* Goal: Report how many lines in the listing below include the word "width". Write nothing besides the number.

* Excerpted data:

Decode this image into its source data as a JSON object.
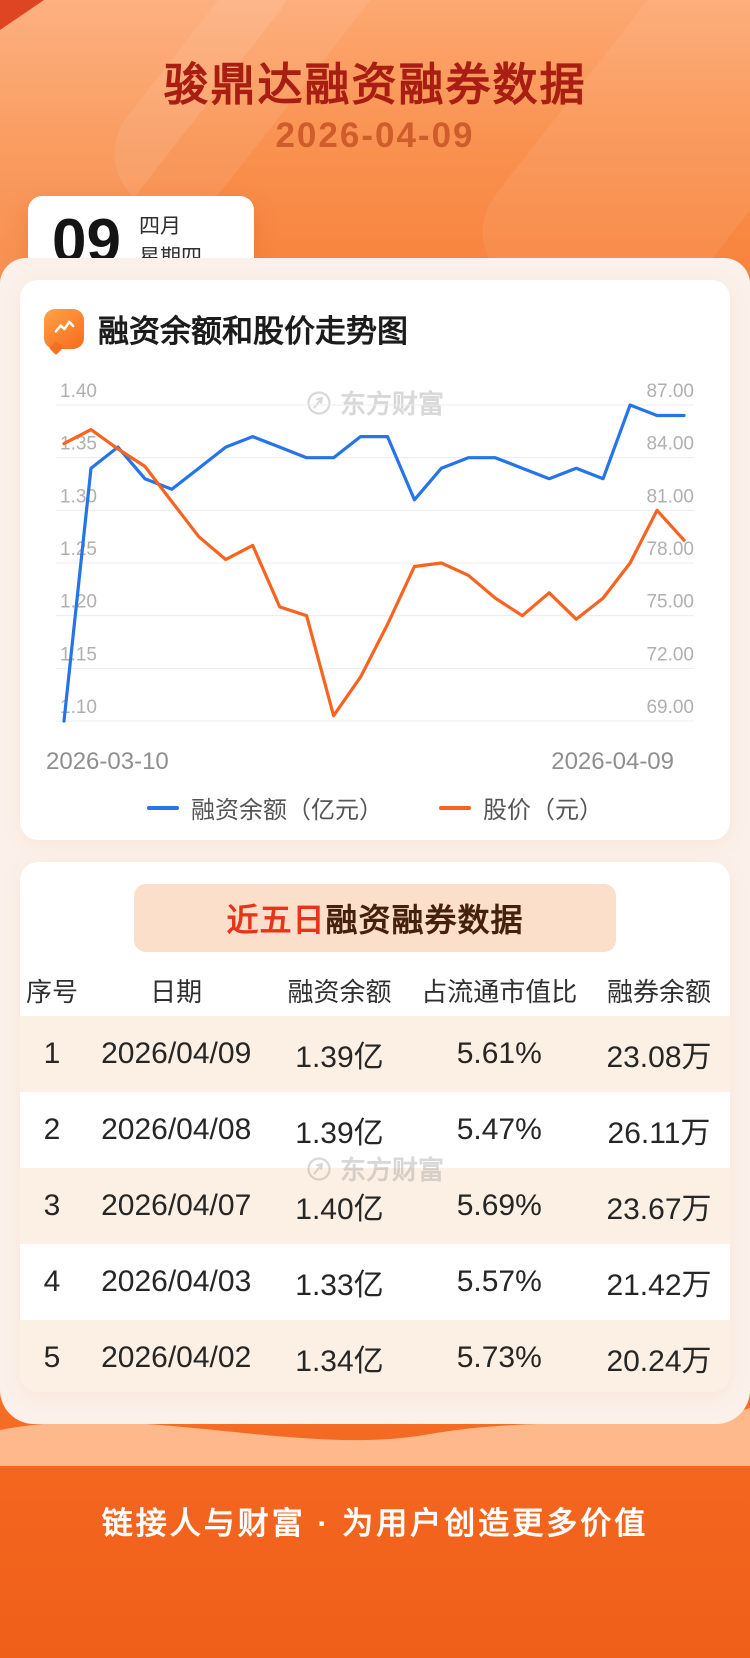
{
  "page": {
    "title": "骏鼎达融资融券数据",
    "date": "2026-04-09",
    "footer_slogan": "链接人与财富 · 为用户创造更多价值"
  },
  "date_card": {
    "day": "09",
    "month": "四月",
    "weekday": "星期四"
  },
  "chart_section": {
    "title": "融资余额和股价走势图",
    "watermark": "东方财富",
    "x_axis_start": "2026-03-10",
    "x_axis_end": "2026-04-09",
    "legend": [
      {
        "label": "融资余额（亿元）",
        "color": "#2574e8"
      },
      {
        "label": "股价（元）",
        "color": "#f8641f"
      }
    ]
  },
  "chart_data": {
    "type": "line",
    "title": "融资余额和股价走势图",
    "x_range": [
      "2026-03-10",
      "2026-04-09"
    ],
    "grid": true,
    "legend_position": "bottom",
    "left_axis": {
      "label": "融资余额（亿元）",
      "min": 1.1,
      "max": 1.4,
      "ticks": [
        1.4,
        1.35,
        1.3,
        1.25,
        1.2,
        1.15,
        1.1
      ]
    },
    "right_axis": {
      "label": "股价（元）",
      "min": 69.0,
      "max": 87.0,
      "ticks": [
        87.0,
        84.0,
        81.0,
        78.0,
        75.0,
        72.0,
        69.0
      ]
    },
    "series": [
      {
        "name": "融资余额（亿元）",
        "axis": "left",
        "color": "#2574e8",
        "values": [
          1.1,
          1.34,
          1.36,
          1.33,
          1.32,
          1.34,
          1.36,
          1.37,
          1.36,
          1.35,
          1.35,
          1.37,
          1.37,
          1.31,
          1.34,
          1.35,
          1.35,
          1.34,
          1.33,
          1.34,
          1.33,
          1.4,
          1.39,
          1.39
        ]
      },
      {
        "name": "股价（元）",
        "axis": "right",
        "color": "#f8641f",
        "values": [
          84.8,
          85.6,
          84.5,
          83.5,
          81.5,
          79.5,
          78.2,
          79.0,
          75.5,
          75.0,
          69.3,
          71.5,
          74.5,
          77.8,
          78.0,
          77.3,
          76.0,
          75.0,
          76.3,
          74.8,
          76.0,
          78.0,
          81.0,
          79.3
        ]
      }
    ]
  },
  "table_section": {
    "title_highlight": "近五日",
    "title_rest": "融资融券数据",
    "watermark": "东方财富",
    "columns": [
      "序号",
      "日期",
      "融资余额",
      "占流通市值比",
      "融券余额"
    ],
    "rows": [
      [
        "1",
        "2026/04/09",
        "1.39亿",
        "5.61%",
        "23.08万"
      ],
      [
        "2",
        "2026/04/08",
        "1.39亿",
        "5.47%",
        "26.11万"
      ],
      [
        "3",
        "2026/04/07",
        "1.40亿",
        "5.69%",
        "23.67万"
      ],
      [
        "4",
        "2026/04/03",
        "1.33亿",
        "5.57%",
        "21.42万"
      ],
      [
        "5",
        "2026/04/02",
        "1.34亿",
        "5.73%",
        "20.24万"
      ]
    ]
  },
  "colors": {
    "title_red": "#a91e12",
    "date_orange": "#cf5d2c",
    "blue_line": "#2574e8",
    "orange_line": "#f8641f",
    "highlight_red": "#e73418",
    "badge_bg": "#fbdfcb",
    "row_alt_bg": "#fcefe3",
    "footer_text": "#ffffff"
  }
}
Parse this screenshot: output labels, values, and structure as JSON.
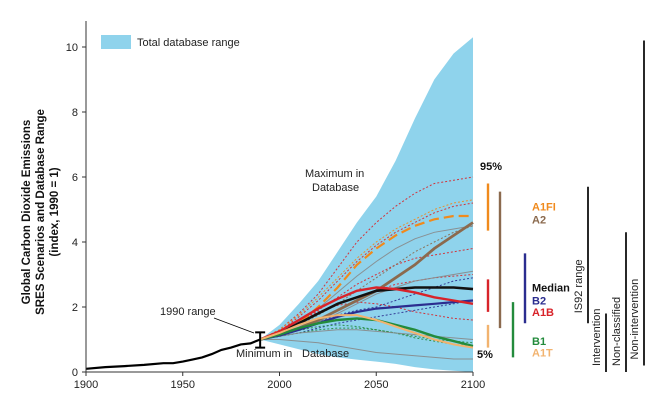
{
  "chart_data": {
    "type": "line",
    "ylabel_lines": [
      "Global Carbon Dioxide Emissions",
      "SRES Scenarios and Database Range",
      "(index, 1990 = 1)"
    ],
    "xlim": [
      1900,
      2100
    ],
    "ylim": [
      0,
      10.8
    ],
    "x_ticks": [
      1900,
      1950,
      2000,
      2050,
      2100
    ],
    "y_ticks": [
      0,
      2,
      4,
      6,
      8,
      10
    ],
    "legend": {
      "label": "Total database range",
      "color": "#8fd3ec",
      "placement": "top-left"
    },
    "historical": {
      "x": [
        1900,
        1910,
        1920,
        1930,
        1940,
        1945,
        1950,
        1955,
        1960,
        1965,
        1970,
        1975,
        1980,
        1985,
        1990
      ],
      "y": [
        0.1,
        0.15,
        0.18,
        0.22,
        0.27,
        0.27,
        0.32,
        0.38,
        0.45,
        0.55,
        0.68,
        0.75,
        0.85,
        0.88,
        1.0
      ]
    },
    "database_range": {
      "x": [
        1990,
        2000,
        2010,
        2020,
        2030,
        2040,
        2050,
        2060,
        2070,
        2080,
        2090,
        2100
      ],
      "max": [
        1.0,
        1.45,
        2.1,
        2.8,
        3.7,
        4.6,
        5.4,
        6.5,
        7.8,
        9.0,
        9.8,
        10.3
      ],
      "min": [
        1.0,
        0.85,
        0.7,
        0.55,
        0.45,
        0.38,
        0.32,
        0.25,
        0.15,
        0.08,
        0.04,
        0.0
      ]
    },
    "series_x": [
      1990,
      2000,
      2010,
      2020,
      2030,
      2040,
      2050,
      2060,
      2070,
      2080,
      2090,
      2100
    ],
    "series": [
      {
        "name": "A1FI",
        "color": "#f08a1c",
        "dash": "10,5",
        "width": 2.2,
        "values": [
          1.0,
          1.2,
          1.5,
          2.0,
          2.6,
          3.3,
          3.8,
          4.2,
          4.5,
          4.7,
          4.8,
          4.8
        ]
      },
      {
        "name": "A2",
        "color": "#8b6a4e",
        "dash": "",
        "width": 2.8,
        "values": [
          1.0,
          1.15,
          1.35,
          1.6,
          1.9,
          2.2,
          2.5,
          2.9,
          3.3,
          3.8,
          4.2,
          4.6
        ]
      },
      {
        "name": "Median",
        "color": "#111111",
        "dash": "",
        "width": 2.6,
        "values": [
          1.0,
          1.2,
          1.5,
          1.8,
          2.1,
          2.3,
          2.5,
          2.55,
          2.6,
          2.6,
          2.6,
          2.55
        ]
      },
      {
        "name": "B2",
        "color": "#2b2d8f",
        "dash": "",
        "width": 2.2,
        "values": [
          1.0,
          1.12,
          1.3,
          1.5,
          1.7,
          1.85,
          1.95,
          2.0,
          2.05,
          2.1,
          2.15,
          2.2
        ]
      },
      {
        "name": "A1B",
        "color": "#d8232a",
        "dash": "",
        "width": 2.4,
        "values": [
          1.0,
          1.25,
          1.6,
          1.95,
          2.25,
          2.5,
          2.6,
          2.55,
          2.45,
          2.3,
          2.2,
          2.1
        ]
      },
      {
        "name": "B1",
        "color": "#238b3c",
        "dash": "",
        "width": 2.4,
        "values": [
          1.0,
          1.15,
          1.35,
          1.5,
          1.6,
          1.65,
          1.6,
          1.45,
          1.3,
          1.1,
          0.95,
          0.8
        ]
      },
      {
        "name": "A1T",
        "color": "#f2b36f",
        "dash": "",
        "width": 2.0,
        "values": [
          1.0,
          1.2,
          1.45,
          1.65,
          1.75,
          1.75,
          1.6,
          1.4,
          1.2,
          1.0,
          0.85,
          0.75
        ]
      }
    ],
    "background_scenarios": [
      {
        "color": "#d8232a",
        "values": [
          1.0,
          1.3,
          1.8,
          2.4,
          3.2,
          4.0,
          4.6,
          5.1,
          5.5,
          5.8,
          5.9,
          6.0
        ]
      },
      {
        "color": "#d8232a",
        "values": [
          1.0,
          1.25,
          1.7,
          2.2,
          2.8,
          3.4,
          3.9,
          4.3,
          4.6,
          4.9,
          5.1,
          5.2
        ]
      },
      {
        "color": "#d8232a",
        "values": [
          1.0,
          1.22,
          1.55,
          1.9,
          2.3,
          2.7,
          3.0,
          3.3,
          3.5,
          3.6,
          3.7,
          3.8
        ]
      },
      {
        "color": "#f08a1c",
        "values": [
          1.0,
          1.3,
          1.75,
          2.3,
          2.9,
          3.5,
          4.0,
          4.4,
          4.7,
          5.0,
          5.2,
          5.3
        ]
      },
      {
        "color": "#8b6a4e",
        "values": [
          1.0,
          1.18,
          1.45,
          1.75,
          2.1,
          2.5,
          2.9,
          3.3,
          3.7,
          4.0,
          4.3,
          4.5
        ]
      },
      {
        "color": "#d8232a",
        "values": [
          1.0,
          1.2,
          1.5,
          1.8,
          2.1,
          2.3,
          2.5,
          2.7,
          2.8,
          2.9,
          2.95,
          3.0
        ]
      },
      {
        "color": "#2b2d8f",
        "values": [
          1.0,
          1.15,
          1.35,
          1.55,
          1.75,
          1.9,
          2.0,
          2.2,
          2.4,
          2.6,
          2.8,
          2.9
        ]
      },
      {
        "color": "#2b2d8f",
        "values": [
          1.0,
          1.1,
          1.2,
          1.35,
          1.5,
          1.6,
          1.7,
          1.8,
          1.9,
          2.0,
          2.1,
          2.2
        ]
      },
      {
        "color": "#238b3c",
        "values": [
          1.0,
          1.1,
          1.2,
          1.3,
          1.35,
          1.35,
          1.3,
          1.2,
          1.1,
          1.0,
          0.95,
          0.9
        ]
      },
      {
        "color": "#238b3c",
        "values": [
          1.0,
          1.12,
          1.28,
          1.4,
          1.45,
          1.4,
          1.3,
          1.2,
          1.05,
          0.95,
          0.85,
          0.8
        ]
      },
      {
        "color": "#d8232a",
        "values": [
          1.0,
          1.22,
          1.55,
          1.85,
          2.05,
          2.15,
          2.1,
          2.0,
          1.85,
          1.75,
          1.65,
          1.6
        ]
      },
      {
        "color": "#888888",
        "values": [
          1.0,
          1.1,
          1.2,
          1.25,
          1.3,
          1.3,
          1.25,
          1.2,
          1.15,
          1.1,
          1.05,
          1.0
        ]
      },
      {
        "color": "#888888",
        "values": [
          1.0,
          1.0,
          0.95,
          0.9,
          0.8,
          0.7,
          0.6,
          0.55,
          0.5,
          0.45,
          0.4,
          0.4
        ]
      },
      {
        "color": "#888888",
        "values": [
          1.0,
          1.15,
          1.35,
          1.55,
          1.8,
          2.1,
          2.4,
          2.6,
          2.8,
          2.9,
          3.0,
          3.1
        ]
      },
      {
        "color": "#888888",
        "values": [
          1.0,
          1.2,
          1.55,
          1.95,
          2.45,
          2.95,
          3.4,
          3.8,
          4.1,
          4.3,
          4.4,
          4.5
        ]
      }
    ],
    "error_bar_1990": {
      "x": 1990,
      "low": 0.75,
      "high": 1.22
    },
    "annotations": {
      "range_1990": "1990 range",
      "minimum": "Minimum in",
      "database_min": "Database",
      "maximum_line1": "Maximum in",
      "maximum_line2": "Database"
    },
    "percentile_labels": {
      "p95": "95%",
      "p5": "5%"
    },
    "bars_2100": [
      {
        "color": "#f08a1c",
        "low": 4.35,
        "high": 5.8
      },
      {
        "color": "#d8232a",
        "low": 1.85,
        "high": 2.85
      },
      {
        "color": "#f2b36f",
        "low": 0.75,
        "high": 1.45
      },
      {
        "color": "#8b6a4e",
        "low": 1.35,
        "high": 5.55
      },
      {
        "color": "#2b2d8f",
        "low": 1.5,
        "high": 3.65
      },
      {
        "color": "#238b3c",
        "low": 0.45,
        "high": 2.15
      }
    ],
    "bar_labels": [
      {
        "text": "A1FI",
        "color": "#f08a1c",
        "y": 5.1
      },
      {
        "text": "A2",
        "color": "#8b6a4e",
        "y": 4.7
      },
      {
        "text": "Median",
        "color": "#111111",
        "y": 2.6
      },
      {
        "text": "B2",
        "color": "#2b2d8f",
        "y": 2.2
      },
      {
        "text": "A1B",
        "color": "#d8232a",
        "y": 1.85
      },
      {
        "text": "B1",
        "color": "#238b3c",
        "y": 0.95
      },
      {
        "text": "A1T",
        "color": "#f2b36f",
        "y": 0.6
      }
    ],
    "range_bars": [
      {
        "label": "IS92 range",
        "low": 1.5,
        "high": 5.7
      },
      {
        "label": "Intervention",
        "low": 0.0,
        "high": 1.8
      },
      {
        "label": "Non-classified",
        "low": 0.0,
        "high": 4.3
      },
      {
        "label": "Non-intervention",
        "low": 0.2,
        "high": 10.2
      }
    ]
  }
}
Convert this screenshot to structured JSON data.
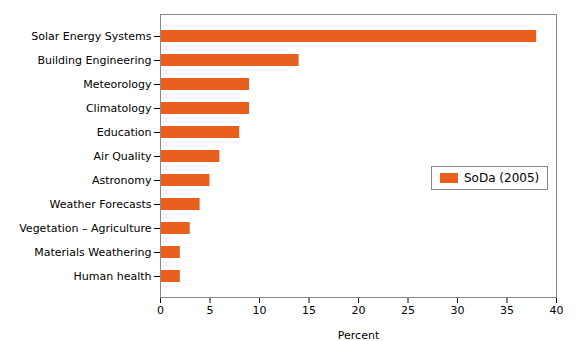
{
  "chart_data": {
    "type": "bar",
    "orientation": "horizontal",
    "categories": [
      "Human health",
      "Materials Weathering",
      "Vegetation – Agriculture",
      "Weather Forecasts",
      "Astronomy",
      "Air Quality",
      "Education",
      "Climatology",
      "Meteorology",
      "Building Engineering",
      "Solar Energy Systems"
    ],
    "series": [
      {
        "name": "SoDa (2005)",
        "color": "#E8601C",
        "values": [
          2,
          2,
          3,
          4,
          5,
          6,
          8,
          9,
          9,
          14,
          38
        ]
      }
    ],
    "xlabel": "Percent",
    "xlim": [
      0,
      40
    ],
    "xticks": [
      0,
      5,
      10,
      15,
      20,
      25,
      30,
      35,
      40
    ],
    "grid": false,
    "legend": "right"
  }
}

* Task output: 7